- **The problem**: Copy out the records precisely, omitting pictures.

--- Extracted data ---

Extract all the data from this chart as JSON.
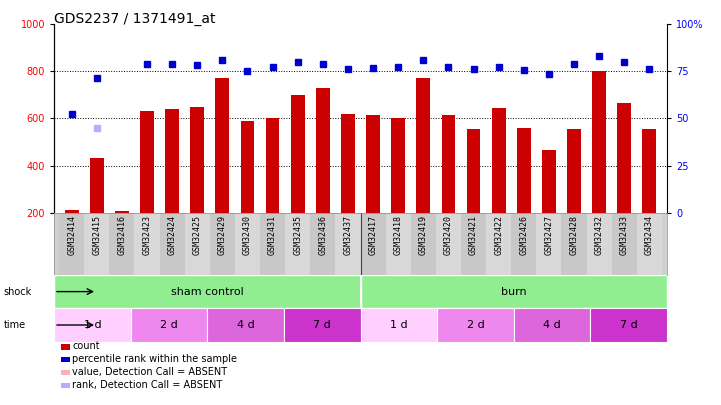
{
  "title": "GDS2237 / 1371491_at",
  "samples": [
    "GSM32414",
    "GSM32415",
    "GSM32416",
    "GSM32423",
    "GSM32424",
    "GSM32425",
    "GSM32429",
    "GSM32430",
    "GSM32431",
    "GSM32435",
    "GSM32436",
    "GSM32437",
    "GSM32417",
    "GSM32418",
    "GSM32419",
    "GSM32420",
    "GSM32421",
    "GSM32422",
    "GSM32426",
    "GSM32427",
    "GSM32428",
    "GSM32432",
    "GSM32433",
    "GSM32434"
  ],
  "red_bars": [
    210,
    430,
    205,
    630,
    640,
    650,
    770,
    590,
    600,
    700,
    730,
    620,
    615,
    600,
    770,
    615,
    555,
    645,
    560,
    465,
    555,
    800,
    665,
    555
  ],
  "blue_dots_left": [
    620,
    770,
    null,
    830,
    830,
    825,
    850,
    800,
    820,
    840,
    830,
    810,
    815,
    820,
    850,
    820,
    810,
    820,
    805,
    790,
    830,
    865,
    840,
    810
  ],
  "absent_rank_left": [
    null,
    560,
    null,
    null,
    null,
    null,
    null,
    null,
    null,
    null,
    null,
    null,
    null,
    null,
    null,
    null,
    null,
    null,
    null,
    null,
    null,
    null,
    null,
    null
  ],
  "ylim_left": [
    200,
    1000
  ],
  "ylim_right": [
    0,
    100
  ],
  "yticks_left": [
    200,
    400,
    600,
    800,
    1000
  ],
  "yticks_right": [
    0,
    25,
    50,
    75,
    100
  ],
  "bar_color": "#CC0000",
  "dot_color": "#0000CC",
  "absent_val_color": "#FFB0B0",
  "absent_rank_color": "#B0B0FF",
  "bg_color": "#FFFFFF",
  "title_fontsize": 10,
  "tick_fontsize": 7,
  "label_fontsize": 7,
  "shock_green": "#90EE90",
  "time_colors": [
    "#FFD0FF",
    "#EE88EE",
    "#DD66DD",
    "#CC33CC",
    "#FFD0FF",
    "#EE88EE",
    "#DD66DD",
    "#CC33CC"
  ],
  "time_labels": [
    "1 d",
    "2 d",
    "4 d",
    "7 d",
    "1 d",
    "2 d",
    "4 d",
    "7 d"
  ],
  "sham_label": "sham control",
  "burn_label": "burn"
}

---

- **Output**:
Extract all the data from this chart as JSON.
{
  "title": "GDS2237 / 1371491_at",
  "samples": [
    "GSM32414",
    "GSM32415",
    "GSM32416",
    "GSM32423",
    "GSM32424",
    "GSM32425",
    "GSM32429",
    "GSM32430",
    "GSM32431",
    "GSM32435",
    "GSM32436",
    "GSM32437",
    "GSM32417",
    "GSM32418",
    "GSM32419",
    "GSM32420",
    "GSM32421",
    "GSM32422",
    "GSM32426",
    "GSM32427",
    "GSM32428",
    "GSM32432",
    "GSM32433",
    "GSM32434"
  ],
  "red_bars": [
    210,
    430,
    205,
    630,
    640,
    650,
    770,
    590,
    600,
    700,
    730,
    620,
    615,
    600,
    770,
    615,
    555,
    645,
    560,
    465,
    555,
    800,
    665,
    555
  ],
  "blue_dots_left": [
    620,
    770,
    null,
    830,
    830,
    825,
    850,
    800,
    820,
    840,
    830,
    810,
    815,
    820,
    850,
    820,
    810,
    820,
    805,
    790,
    830,
    865,
    840,
    810
  ],
  "absent_rank_left": [
    null,
    560,
    null,
    null,
    null,
    null,
    null,
    null,
    null,
    null,
    null,
    null,
    null,
    null,
    null,
    null,
    null,
    null,
    null,
    null,
    null,
    null,
    null,
    null
  ],
  "ylim_left": [
    200,
    1000
  ],
  "ylim_right": [
    0,
    100
  ],
  "yticks_left": [
    200,
    400,
    600,
    800,
    1000
  ],
  "yticks_right": [
    0,
    25,
    50,
    75,
    100
  ],
  "bar_color": "#CC0000",
  "dot_color": "#0000CC",
  "absent_val_color": "#FFB0B0",
  "absent_rank_color": "#B0B0FF",
  "bg_color": "#FFFFFF",
  "title_fontsize": 10,
  "tick_fontsize": 7,
  "label_fontsize": 7,
  "shock_green": "#90EE90",
  "time_colors": [
    "#FFD0FF",
    "#EE88EE",
    "#DD66DD",
    "#CC33CC",
    "#FFD0FF",
    "#EE88EE",
    "#DD66DD",
    "#CC33CC"
  ],
  "time_labels": [
    "1 d",
    "2 d",
    "4 d",
    "7 d",
    "1 d",
    "2 d",
    "4 d",
    "7 d"
  ],
  "sham_label": "sham control",
  "burn_label": "burn"
}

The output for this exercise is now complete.